**Exercise instructions**.
Scan the data below. Pull out each line where "COVID" occurs.

(Entries with figure data)
━━━━━━━━━━━━━━━━━━━━

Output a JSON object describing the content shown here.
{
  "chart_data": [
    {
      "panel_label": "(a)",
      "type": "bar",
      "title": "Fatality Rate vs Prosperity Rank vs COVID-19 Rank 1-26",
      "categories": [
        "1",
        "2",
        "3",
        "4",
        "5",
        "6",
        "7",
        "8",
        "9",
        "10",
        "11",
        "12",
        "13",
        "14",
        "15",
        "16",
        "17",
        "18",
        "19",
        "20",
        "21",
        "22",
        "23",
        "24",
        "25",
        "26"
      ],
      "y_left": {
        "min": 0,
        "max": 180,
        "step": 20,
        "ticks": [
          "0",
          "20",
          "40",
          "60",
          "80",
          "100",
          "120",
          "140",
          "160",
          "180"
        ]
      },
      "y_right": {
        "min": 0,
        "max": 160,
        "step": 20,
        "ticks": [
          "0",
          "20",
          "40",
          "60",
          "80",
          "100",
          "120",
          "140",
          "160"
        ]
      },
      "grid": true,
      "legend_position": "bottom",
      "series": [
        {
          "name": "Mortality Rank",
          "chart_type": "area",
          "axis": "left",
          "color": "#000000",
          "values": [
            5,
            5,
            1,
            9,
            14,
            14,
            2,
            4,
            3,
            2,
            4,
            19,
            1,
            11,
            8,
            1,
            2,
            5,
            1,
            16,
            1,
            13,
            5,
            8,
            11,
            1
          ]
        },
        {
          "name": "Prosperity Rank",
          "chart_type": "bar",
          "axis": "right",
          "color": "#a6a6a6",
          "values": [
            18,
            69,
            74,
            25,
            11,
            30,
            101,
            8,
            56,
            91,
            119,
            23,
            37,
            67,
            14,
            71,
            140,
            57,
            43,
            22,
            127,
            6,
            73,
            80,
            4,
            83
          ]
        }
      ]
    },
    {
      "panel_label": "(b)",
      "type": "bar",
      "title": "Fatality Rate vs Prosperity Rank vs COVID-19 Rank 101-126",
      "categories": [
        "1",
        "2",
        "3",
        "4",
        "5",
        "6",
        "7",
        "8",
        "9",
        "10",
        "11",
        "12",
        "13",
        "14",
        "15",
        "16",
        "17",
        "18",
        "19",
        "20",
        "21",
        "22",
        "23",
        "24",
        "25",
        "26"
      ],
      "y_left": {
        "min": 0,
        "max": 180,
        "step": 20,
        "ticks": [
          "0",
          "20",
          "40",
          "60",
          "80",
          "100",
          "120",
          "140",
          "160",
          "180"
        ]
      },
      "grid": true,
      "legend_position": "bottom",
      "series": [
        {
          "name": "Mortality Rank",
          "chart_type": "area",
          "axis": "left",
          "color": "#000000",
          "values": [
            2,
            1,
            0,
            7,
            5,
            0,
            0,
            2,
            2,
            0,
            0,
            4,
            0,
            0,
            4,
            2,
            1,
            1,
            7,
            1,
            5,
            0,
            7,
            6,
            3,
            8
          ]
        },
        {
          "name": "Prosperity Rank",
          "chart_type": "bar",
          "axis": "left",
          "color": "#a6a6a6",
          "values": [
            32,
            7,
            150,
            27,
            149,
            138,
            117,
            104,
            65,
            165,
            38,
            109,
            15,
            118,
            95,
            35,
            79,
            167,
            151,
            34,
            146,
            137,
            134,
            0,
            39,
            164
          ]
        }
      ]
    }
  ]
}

━━━━━━━━━━━━━━━━━━━━

**Output below**.
      "title": "Fatality Rate vs Prosperity Rank vs COVID-19 Rank 1-26",
      "title": "Fatality Rate vs Prosperity Rank vs COVID-19 Rank 101-126",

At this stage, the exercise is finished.